Passage START
Or would you let him click his own links for free? In that case, I'm downgrading my income assessment by 50%.

Pogo said...

"It'd be nice if we could have a free, open, and vigorous national debate about whether medical pro's should be able to impose their religious beliefs on those seeking emergency care."

No, that would suck.

Because there is no such thing as a It'd be nice if we could have a "free, open, and vigorous national debate" about anything.

It usually means a bill crafted by lobbyists.

I would very much prefer a free, open, and vigorous national interval of Shut Yer Yap You Collectivists, And Leave Me The Hell Alone.

Pogo said...
This comment has been removed by the author.
Pogo said...

"It'd be nice if we could have a free, open, and vigorous national debate about whether medical pro's should be able to impose their religious beliefs on those seeking emergency care."

No, that would suck.

Because there is no such thing as a "free, open, and vigorous national debate" about anything.

It usually means a bill crafted by lobbyists.

I would very much prefer a free, open, and vigorous national interval of Shut Yer Yap You Collectivists, And Leave Me The Hell Alone.

vbspurs said...

OT: Had to post this, because it's an urgent message from Microsoft. Bottom line is, DO NOT use IE for the foreseeable future. It's got a super-exploitable script hole for which there is no solution so far, on all versions.

Try Firefox, guys. Really, it's the best.

LonewackoDotCom said...

Palladian is one of the very long line of people who failed to make any sort of logical argument against something I've written and so chatter away with the ad homs instead.

P.S. Despite what Palladian thinks, my site isn't at pajamasmedia.com/instapundit. That's someone else. Sheesh.

Chip Ahoy said...

------------------------✈

I'm totally Jones'n

Titus said...

My concern about moving back to Madison/Wisconsin eventually, after my husband and I live in Bangalore, is the lack of really good authentic Chinese Restaurants.

Am I going to be going to Imperial Garden?

Lord help me, my stock has dropped.

Fred4Pres said...

Great signs! Sign photos are cool.

teddy said...

Ann Althouse's hero Rush Limbaugh is proving once again that he is a real dumb ass.

http://news.yahoo.com/s/politico/31502

Fred4Pres said...

Here in Massachusetts, as well as in Washington, a growing sense of gloom is setting in among Democrats about the fortunes of Democratic Senate candidate Martha Coakley. "I have heard that in the last two days the bottom has fallen out of her poll numbers," says one well-connected Democratic strategist. In her own polling, Coakley is said to be around five points behind Republican Scott Brown. "If she's not six or eight ahead going into the election, all the intensity is on the other side in terms of turnout," the Democrat says. "So right now, she is destined to lose."

Justice? Pray it is so.

Fred4Pres said...

Rush Limbaugh encouraged listeners not to contribut to Haiti through the White House. You know something, that is not crazy. If I am going to contribute, I am going to pick some NGO charity with a proven track record on this type of aid. World Vision is a good one. There are others. If you want to give to the Obama Administration, knock yourself out.
Passage END
Exercise requirements
In the comment thread, how far behind Republican Scott Brown is Martha Coakley said to be in her own polling? Nothing in the records is needed here.
Data excerpts START
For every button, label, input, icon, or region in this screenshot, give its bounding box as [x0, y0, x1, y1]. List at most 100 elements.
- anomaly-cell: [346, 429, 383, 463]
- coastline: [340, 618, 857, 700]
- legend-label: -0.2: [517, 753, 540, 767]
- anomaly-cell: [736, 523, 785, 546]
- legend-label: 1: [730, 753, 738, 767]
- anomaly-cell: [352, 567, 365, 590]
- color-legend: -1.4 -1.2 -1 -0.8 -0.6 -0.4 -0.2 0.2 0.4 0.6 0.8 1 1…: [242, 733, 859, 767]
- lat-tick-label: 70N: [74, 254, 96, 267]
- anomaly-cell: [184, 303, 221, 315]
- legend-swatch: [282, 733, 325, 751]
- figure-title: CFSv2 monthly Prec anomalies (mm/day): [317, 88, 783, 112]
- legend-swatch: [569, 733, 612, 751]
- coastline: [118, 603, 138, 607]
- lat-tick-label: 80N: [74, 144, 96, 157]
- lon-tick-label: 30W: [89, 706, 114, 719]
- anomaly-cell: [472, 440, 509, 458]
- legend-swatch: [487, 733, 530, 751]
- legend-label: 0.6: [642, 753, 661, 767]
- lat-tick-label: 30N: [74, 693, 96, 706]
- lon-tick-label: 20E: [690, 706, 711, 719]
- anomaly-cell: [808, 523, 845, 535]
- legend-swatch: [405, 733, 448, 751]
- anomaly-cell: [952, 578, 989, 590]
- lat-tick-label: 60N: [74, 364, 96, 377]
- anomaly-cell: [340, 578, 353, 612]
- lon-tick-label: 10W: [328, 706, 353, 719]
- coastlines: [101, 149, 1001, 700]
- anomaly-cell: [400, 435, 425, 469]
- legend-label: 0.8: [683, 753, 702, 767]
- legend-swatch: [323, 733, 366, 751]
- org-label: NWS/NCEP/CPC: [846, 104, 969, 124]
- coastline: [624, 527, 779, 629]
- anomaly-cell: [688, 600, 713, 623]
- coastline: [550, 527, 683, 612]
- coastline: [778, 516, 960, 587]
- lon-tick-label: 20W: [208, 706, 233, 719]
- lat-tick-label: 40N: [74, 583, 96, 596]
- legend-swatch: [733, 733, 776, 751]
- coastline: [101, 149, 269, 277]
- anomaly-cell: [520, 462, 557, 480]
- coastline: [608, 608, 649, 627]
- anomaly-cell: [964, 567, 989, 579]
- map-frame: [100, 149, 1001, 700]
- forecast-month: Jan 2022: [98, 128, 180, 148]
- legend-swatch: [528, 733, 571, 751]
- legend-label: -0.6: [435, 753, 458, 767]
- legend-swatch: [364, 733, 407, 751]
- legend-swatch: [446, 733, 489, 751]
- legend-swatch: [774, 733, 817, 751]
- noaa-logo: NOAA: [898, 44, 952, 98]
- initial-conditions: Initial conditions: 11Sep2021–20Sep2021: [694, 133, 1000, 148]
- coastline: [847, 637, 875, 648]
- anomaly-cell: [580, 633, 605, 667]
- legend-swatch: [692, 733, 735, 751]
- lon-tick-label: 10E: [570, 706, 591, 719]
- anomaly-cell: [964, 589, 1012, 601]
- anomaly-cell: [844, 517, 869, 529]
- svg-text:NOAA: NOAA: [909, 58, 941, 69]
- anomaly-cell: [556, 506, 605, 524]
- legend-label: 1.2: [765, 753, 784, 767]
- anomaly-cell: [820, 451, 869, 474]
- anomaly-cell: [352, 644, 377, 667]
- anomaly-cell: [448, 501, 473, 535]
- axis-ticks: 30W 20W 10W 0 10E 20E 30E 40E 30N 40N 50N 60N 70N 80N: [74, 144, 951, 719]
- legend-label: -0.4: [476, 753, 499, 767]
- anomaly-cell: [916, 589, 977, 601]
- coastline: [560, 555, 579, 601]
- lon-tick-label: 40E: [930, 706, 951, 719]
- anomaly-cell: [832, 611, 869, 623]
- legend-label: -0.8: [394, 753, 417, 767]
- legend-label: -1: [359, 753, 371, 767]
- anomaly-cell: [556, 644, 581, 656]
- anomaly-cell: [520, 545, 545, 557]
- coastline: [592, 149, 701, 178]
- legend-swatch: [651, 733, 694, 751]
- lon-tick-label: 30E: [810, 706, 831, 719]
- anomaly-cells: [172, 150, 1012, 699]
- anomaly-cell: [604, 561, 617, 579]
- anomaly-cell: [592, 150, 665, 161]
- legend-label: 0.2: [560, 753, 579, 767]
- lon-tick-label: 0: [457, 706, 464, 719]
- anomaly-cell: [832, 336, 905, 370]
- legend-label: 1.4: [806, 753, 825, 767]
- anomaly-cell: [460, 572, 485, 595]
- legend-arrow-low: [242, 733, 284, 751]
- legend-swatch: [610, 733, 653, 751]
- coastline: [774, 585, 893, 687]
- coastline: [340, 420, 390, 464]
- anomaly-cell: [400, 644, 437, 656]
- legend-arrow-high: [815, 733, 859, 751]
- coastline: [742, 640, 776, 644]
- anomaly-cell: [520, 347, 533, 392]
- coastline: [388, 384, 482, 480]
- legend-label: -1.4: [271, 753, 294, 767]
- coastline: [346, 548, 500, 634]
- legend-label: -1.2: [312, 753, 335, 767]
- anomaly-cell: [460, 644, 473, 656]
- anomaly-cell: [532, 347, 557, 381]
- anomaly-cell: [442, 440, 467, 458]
Data excerpts END
Solution below
Around five points.